### SUPPLIED RECORDS
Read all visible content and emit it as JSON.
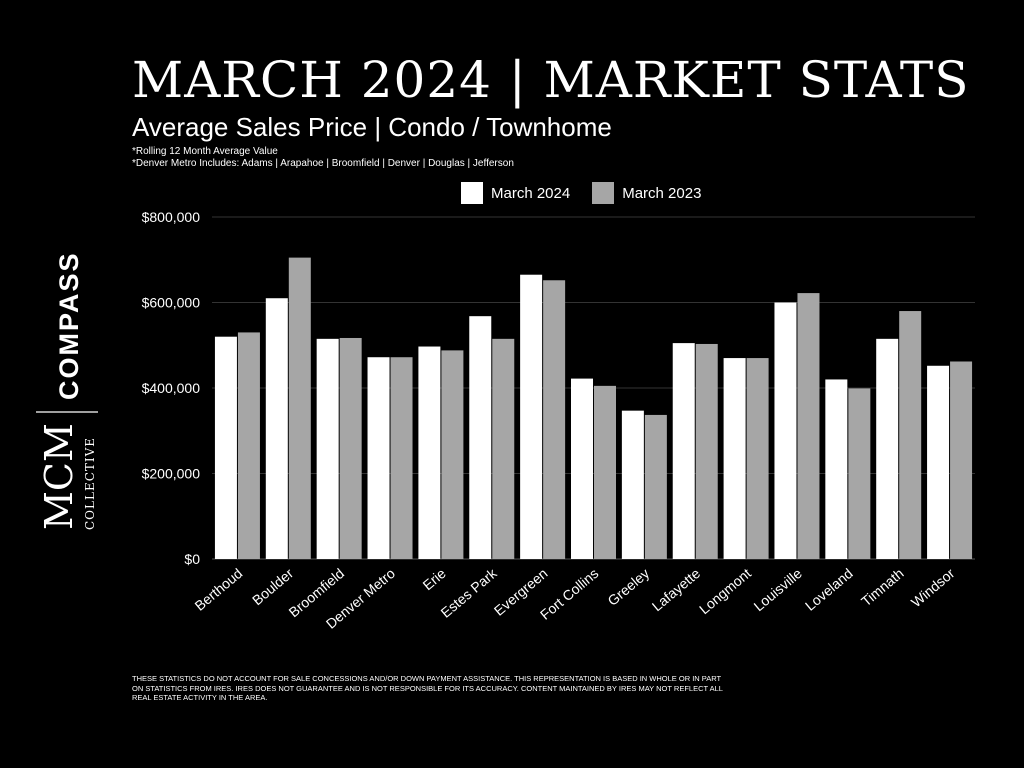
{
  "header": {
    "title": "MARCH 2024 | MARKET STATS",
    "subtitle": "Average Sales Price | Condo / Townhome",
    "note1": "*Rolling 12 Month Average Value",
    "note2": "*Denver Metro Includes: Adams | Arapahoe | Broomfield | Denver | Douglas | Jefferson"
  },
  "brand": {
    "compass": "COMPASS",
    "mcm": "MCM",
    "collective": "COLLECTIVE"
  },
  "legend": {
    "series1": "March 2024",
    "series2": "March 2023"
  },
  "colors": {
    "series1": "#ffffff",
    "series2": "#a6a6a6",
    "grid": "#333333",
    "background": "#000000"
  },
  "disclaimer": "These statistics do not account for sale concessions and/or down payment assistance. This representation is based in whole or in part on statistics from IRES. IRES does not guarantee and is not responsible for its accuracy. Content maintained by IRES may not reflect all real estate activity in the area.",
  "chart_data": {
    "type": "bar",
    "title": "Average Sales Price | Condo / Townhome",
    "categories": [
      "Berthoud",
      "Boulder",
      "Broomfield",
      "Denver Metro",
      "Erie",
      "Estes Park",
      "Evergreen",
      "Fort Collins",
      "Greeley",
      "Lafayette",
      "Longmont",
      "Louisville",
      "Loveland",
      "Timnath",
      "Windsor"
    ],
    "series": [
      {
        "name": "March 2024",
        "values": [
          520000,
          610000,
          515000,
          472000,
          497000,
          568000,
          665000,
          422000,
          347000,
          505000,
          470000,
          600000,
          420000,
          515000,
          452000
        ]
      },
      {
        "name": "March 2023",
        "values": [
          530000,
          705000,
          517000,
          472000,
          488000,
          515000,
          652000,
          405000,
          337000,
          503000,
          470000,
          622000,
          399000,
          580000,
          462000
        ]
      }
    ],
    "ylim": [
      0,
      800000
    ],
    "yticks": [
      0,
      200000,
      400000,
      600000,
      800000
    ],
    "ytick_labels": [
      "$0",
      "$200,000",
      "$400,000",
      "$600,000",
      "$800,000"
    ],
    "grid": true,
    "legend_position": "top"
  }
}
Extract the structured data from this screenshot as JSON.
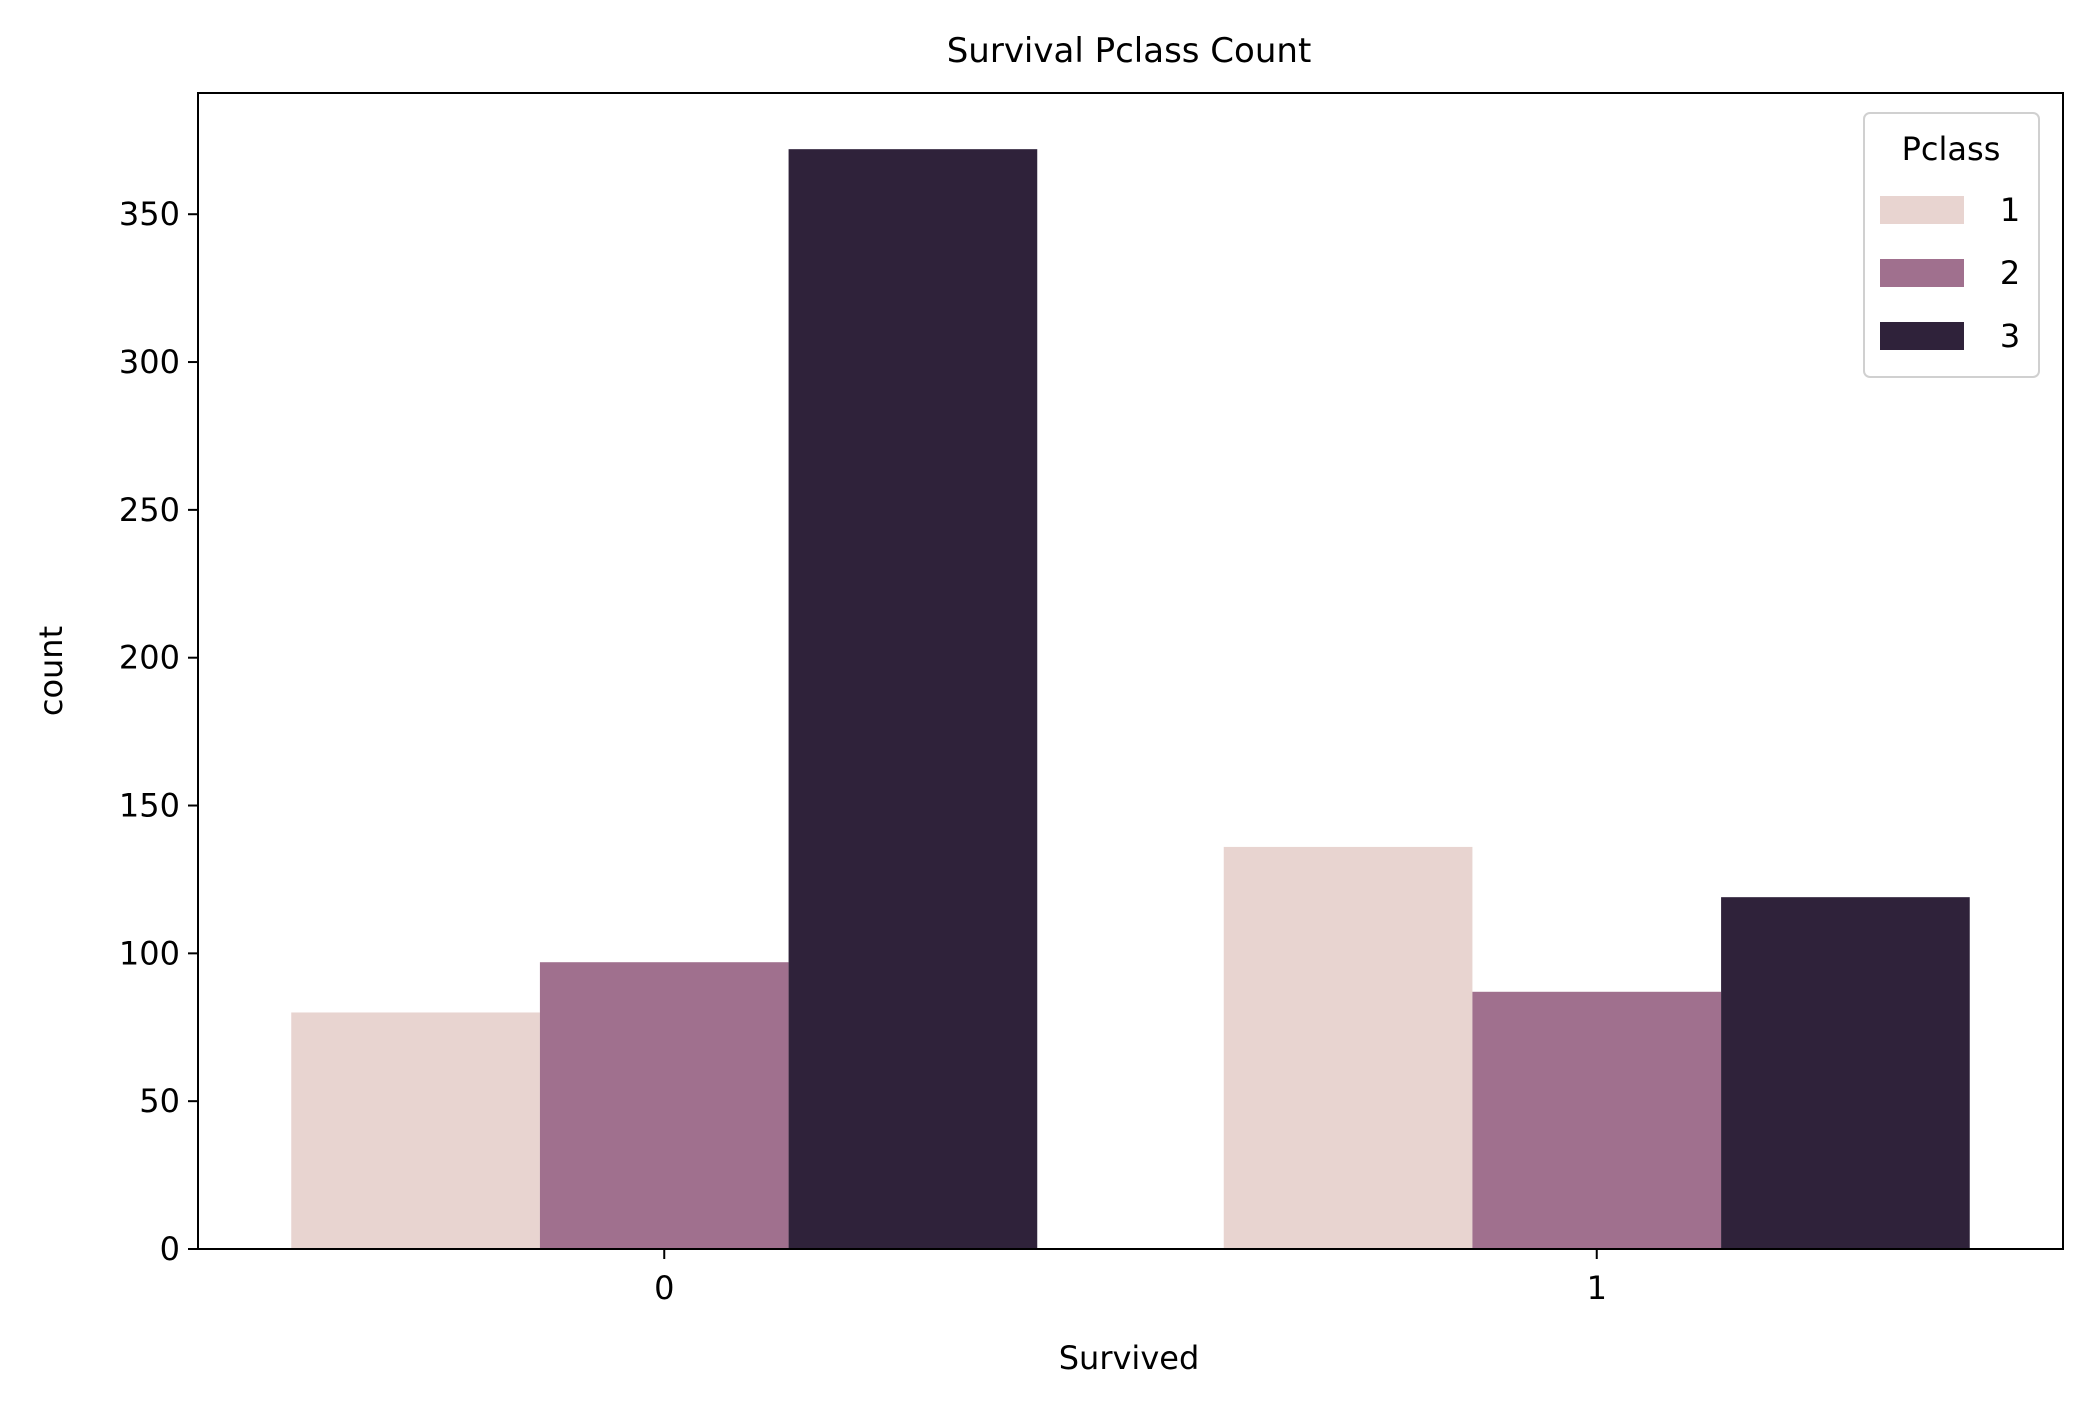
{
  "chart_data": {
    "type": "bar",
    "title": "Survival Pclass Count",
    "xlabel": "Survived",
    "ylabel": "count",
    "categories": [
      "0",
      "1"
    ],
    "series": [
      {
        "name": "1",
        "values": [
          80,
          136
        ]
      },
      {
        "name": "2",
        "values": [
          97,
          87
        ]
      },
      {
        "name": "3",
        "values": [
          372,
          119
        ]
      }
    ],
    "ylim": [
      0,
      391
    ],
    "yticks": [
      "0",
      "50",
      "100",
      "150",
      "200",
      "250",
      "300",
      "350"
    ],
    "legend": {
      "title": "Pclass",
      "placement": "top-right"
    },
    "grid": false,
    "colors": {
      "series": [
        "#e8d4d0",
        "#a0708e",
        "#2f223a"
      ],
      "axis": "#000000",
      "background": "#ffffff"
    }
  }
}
...
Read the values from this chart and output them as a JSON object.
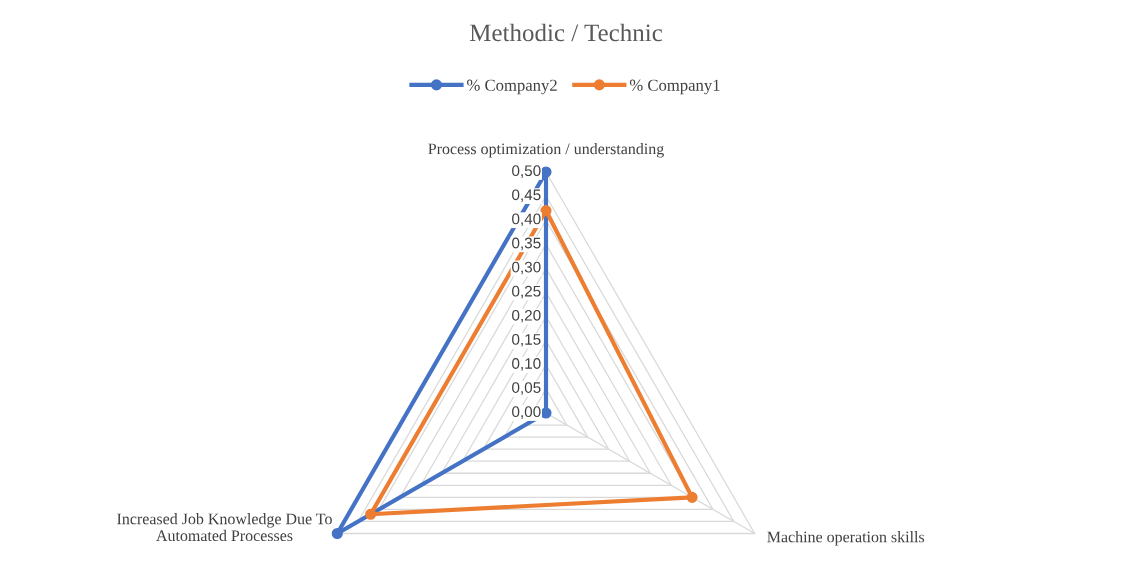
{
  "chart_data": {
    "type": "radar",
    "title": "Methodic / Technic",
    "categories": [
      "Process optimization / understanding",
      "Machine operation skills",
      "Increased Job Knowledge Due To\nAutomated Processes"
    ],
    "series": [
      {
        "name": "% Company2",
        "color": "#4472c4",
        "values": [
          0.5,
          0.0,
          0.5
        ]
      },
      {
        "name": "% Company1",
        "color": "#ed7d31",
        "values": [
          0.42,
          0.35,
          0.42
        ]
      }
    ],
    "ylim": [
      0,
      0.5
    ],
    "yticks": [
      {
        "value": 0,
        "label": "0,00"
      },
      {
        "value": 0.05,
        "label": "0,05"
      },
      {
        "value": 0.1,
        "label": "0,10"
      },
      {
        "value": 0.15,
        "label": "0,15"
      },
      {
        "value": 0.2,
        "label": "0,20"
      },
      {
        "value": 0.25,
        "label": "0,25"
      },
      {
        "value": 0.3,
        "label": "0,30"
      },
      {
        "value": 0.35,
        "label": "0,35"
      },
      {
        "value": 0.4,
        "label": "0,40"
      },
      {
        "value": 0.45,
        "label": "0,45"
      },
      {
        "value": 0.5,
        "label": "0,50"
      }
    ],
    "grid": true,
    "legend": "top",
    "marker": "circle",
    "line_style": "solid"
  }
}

### GIVEN PROBLEM
Show each line of the listing that holds the string "JSON".

### RESULT BELOW
Read all visible content and emit it as JSON.
Extract the structured data from this screenshot as JSON.
Read the values from this chart and output them as a JSON object.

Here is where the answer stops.